> Data records
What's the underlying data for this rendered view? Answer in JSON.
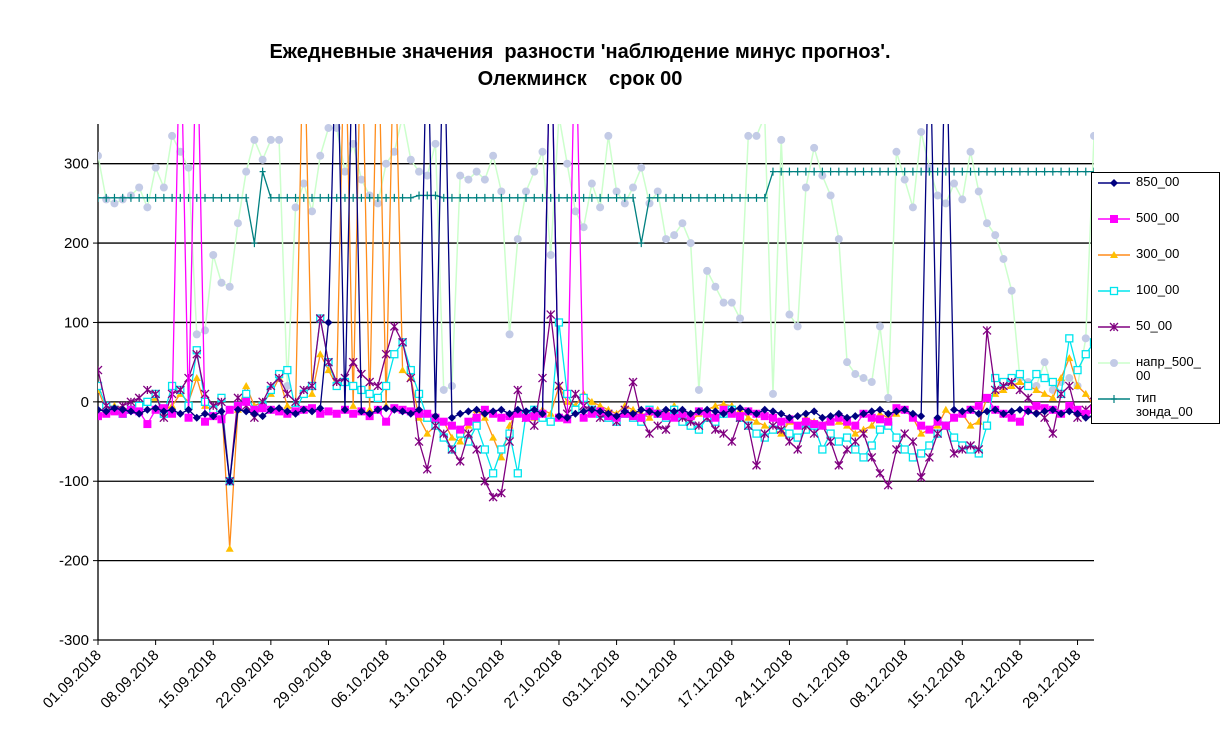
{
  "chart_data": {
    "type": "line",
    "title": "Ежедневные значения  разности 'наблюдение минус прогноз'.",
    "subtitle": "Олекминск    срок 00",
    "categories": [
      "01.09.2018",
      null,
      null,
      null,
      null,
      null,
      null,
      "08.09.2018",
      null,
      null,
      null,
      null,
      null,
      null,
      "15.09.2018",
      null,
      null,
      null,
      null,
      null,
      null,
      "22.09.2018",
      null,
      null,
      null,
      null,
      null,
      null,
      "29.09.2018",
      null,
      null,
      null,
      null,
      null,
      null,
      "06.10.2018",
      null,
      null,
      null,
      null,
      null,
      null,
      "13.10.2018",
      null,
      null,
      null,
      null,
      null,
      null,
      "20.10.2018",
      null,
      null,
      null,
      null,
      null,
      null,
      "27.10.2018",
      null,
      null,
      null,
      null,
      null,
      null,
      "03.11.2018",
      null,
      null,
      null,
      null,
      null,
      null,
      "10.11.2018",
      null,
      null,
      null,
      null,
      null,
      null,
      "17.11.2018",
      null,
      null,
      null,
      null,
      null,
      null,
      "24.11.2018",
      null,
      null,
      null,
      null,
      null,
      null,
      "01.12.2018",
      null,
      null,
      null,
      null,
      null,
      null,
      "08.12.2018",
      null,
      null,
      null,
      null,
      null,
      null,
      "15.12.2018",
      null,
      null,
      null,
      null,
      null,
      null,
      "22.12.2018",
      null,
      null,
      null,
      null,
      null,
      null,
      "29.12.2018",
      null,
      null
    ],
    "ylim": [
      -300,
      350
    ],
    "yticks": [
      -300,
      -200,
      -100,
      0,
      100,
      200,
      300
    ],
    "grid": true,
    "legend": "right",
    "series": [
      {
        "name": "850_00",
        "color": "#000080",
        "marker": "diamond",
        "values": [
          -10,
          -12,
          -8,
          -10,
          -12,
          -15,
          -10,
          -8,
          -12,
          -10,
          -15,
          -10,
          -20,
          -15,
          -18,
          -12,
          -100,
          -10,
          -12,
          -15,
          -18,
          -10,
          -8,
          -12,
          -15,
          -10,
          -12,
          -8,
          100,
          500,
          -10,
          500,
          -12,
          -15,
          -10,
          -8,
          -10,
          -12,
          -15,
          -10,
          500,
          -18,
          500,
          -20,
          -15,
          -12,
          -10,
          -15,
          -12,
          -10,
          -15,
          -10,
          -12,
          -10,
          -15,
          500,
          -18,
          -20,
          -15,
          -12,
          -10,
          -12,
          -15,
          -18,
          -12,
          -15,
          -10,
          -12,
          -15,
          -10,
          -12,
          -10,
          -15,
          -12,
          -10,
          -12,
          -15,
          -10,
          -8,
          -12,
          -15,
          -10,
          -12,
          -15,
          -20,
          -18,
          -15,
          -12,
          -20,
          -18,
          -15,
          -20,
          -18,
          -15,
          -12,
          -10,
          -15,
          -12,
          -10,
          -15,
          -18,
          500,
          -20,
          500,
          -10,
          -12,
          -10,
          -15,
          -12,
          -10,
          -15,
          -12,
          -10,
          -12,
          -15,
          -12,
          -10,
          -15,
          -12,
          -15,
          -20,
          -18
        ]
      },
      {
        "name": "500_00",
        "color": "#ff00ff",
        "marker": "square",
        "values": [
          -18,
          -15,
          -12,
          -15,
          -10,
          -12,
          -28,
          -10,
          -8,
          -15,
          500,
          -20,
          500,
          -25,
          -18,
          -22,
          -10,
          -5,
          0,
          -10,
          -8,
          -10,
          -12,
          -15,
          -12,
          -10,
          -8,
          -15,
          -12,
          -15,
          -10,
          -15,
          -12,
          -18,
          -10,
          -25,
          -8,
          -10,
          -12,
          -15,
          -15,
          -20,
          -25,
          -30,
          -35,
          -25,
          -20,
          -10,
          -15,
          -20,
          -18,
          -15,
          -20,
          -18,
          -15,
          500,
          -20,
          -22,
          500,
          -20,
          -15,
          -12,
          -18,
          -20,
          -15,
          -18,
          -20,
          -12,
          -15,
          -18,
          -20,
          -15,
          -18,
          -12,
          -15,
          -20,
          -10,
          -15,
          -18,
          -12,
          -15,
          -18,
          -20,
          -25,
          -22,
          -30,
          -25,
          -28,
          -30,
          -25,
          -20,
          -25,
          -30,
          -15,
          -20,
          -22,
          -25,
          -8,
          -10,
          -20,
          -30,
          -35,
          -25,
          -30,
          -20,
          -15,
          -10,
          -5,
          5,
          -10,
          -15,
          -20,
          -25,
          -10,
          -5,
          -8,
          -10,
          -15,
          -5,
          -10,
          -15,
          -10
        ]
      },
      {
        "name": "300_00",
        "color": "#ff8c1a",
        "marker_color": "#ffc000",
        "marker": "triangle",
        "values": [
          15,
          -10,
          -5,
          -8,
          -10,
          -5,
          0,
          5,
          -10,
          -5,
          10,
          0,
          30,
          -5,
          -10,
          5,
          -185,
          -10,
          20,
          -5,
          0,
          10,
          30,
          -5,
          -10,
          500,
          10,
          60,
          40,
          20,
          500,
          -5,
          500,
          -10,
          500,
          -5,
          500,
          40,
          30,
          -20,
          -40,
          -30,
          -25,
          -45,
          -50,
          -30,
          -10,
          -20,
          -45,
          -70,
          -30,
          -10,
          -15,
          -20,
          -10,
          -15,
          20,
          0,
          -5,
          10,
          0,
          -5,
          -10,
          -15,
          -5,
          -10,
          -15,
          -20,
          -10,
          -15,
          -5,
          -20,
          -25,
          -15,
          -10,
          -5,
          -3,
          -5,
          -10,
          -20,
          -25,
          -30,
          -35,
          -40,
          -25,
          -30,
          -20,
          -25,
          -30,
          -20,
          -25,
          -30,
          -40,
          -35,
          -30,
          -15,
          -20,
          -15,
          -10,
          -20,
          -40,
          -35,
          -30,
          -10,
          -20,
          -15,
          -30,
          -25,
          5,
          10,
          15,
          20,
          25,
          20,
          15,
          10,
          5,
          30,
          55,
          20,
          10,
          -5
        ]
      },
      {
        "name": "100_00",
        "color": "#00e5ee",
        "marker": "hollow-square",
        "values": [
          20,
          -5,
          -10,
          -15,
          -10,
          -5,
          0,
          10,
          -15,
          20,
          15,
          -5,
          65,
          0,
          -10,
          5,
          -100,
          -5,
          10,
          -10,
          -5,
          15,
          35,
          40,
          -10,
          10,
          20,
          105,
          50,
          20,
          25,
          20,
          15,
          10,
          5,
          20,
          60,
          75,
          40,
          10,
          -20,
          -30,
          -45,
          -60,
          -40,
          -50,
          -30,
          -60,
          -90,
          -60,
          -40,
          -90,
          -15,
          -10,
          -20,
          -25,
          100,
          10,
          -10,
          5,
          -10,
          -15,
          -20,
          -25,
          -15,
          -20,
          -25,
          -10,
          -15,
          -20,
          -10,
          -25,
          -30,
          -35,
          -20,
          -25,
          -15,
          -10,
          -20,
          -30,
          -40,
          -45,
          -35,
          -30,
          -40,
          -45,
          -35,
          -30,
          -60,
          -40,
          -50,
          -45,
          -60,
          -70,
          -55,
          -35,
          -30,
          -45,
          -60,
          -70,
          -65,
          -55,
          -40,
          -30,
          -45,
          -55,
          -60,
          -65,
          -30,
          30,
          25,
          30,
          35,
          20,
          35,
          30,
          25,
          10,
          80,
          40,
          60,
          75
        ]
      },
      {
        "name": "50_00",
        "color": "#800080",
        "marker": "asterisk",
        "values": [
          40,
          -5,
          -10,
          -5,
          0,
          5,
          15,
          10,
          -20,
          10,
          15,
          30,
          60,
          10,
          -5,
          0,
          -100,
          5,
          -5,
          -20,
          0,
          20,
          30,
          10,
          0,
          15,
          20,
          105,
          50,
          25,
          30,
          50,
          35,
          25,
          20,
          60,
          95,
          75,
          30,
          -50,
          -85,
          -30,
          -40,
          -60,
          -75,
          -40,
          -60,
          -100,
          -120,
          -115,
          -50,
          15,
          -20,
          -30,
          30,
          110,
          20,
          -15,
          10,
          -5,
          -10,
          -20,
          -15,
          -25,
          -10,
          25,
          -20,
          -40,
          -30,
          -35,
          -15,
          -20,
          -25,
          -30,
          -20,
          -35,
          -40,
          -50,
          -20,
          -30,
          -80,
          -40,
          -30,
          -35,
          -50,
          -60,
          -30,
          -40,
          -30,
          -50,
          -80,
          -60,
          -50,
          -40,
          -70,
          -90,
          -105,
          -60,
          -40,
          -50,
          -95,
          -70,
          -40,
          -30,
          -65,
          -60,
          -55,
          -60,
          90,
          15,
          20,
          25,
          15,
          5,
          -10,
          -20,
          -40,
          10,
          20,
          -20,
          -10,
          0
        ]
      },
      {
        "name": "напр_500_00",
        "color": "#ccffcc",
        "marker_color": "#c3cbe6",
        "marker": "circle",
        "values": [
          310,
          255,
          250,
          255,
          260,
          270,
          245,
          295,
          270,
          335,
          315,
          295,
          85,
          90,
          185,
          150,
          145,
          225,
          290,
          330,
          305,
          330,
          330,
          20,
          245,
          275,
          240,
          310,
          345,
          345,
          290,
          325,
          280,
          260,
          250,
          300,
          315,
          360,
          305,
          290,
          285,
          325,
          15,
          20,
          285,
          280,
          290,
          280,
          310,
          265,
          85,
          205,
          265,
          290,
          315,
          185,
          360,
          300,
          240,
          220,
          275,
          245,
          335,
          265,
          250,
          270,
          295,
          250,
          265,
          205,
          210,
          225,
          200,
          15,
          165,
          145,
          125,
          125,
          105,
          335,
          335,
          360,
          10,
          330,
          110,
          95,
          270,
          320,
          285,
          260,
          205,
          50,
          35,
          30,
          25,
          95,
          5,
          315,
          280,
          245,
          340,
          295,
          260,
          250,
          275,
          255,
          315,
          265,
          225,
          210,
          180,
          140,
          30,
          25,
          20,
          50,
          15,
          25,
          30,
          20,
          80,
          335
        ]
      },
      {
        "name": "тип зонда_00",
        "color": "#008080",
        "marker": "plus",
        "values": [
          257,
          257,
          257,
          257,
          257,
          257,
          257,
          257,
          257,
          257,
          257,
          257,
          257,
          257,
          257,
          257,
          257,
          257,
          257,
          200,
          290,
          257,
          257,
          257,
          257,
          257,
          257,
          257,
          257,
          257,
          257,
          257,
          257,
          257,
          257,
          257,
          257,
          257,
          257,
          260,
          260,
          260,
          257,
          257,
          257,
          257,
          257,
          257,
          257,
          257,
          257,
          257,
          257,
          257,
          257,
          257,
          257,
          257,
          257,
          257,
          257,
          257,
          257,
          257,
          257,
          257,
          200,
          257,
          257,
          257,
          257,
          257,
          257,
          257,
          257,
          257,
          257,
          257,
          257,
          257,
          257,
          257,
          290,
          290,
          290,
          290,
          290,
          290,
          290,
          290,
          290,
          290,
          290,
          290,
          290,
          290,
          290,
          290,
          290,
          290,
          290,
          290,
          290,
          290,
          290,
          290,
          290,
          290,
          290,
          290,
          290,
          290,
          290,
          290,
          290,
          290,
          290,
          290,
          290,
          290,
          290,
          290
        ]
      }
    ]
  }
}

> What this task involves
Look through the entries above and report each line where the string "square" occurs.

> Task answer
        "marker": "square",
        "marker": "hollow-square",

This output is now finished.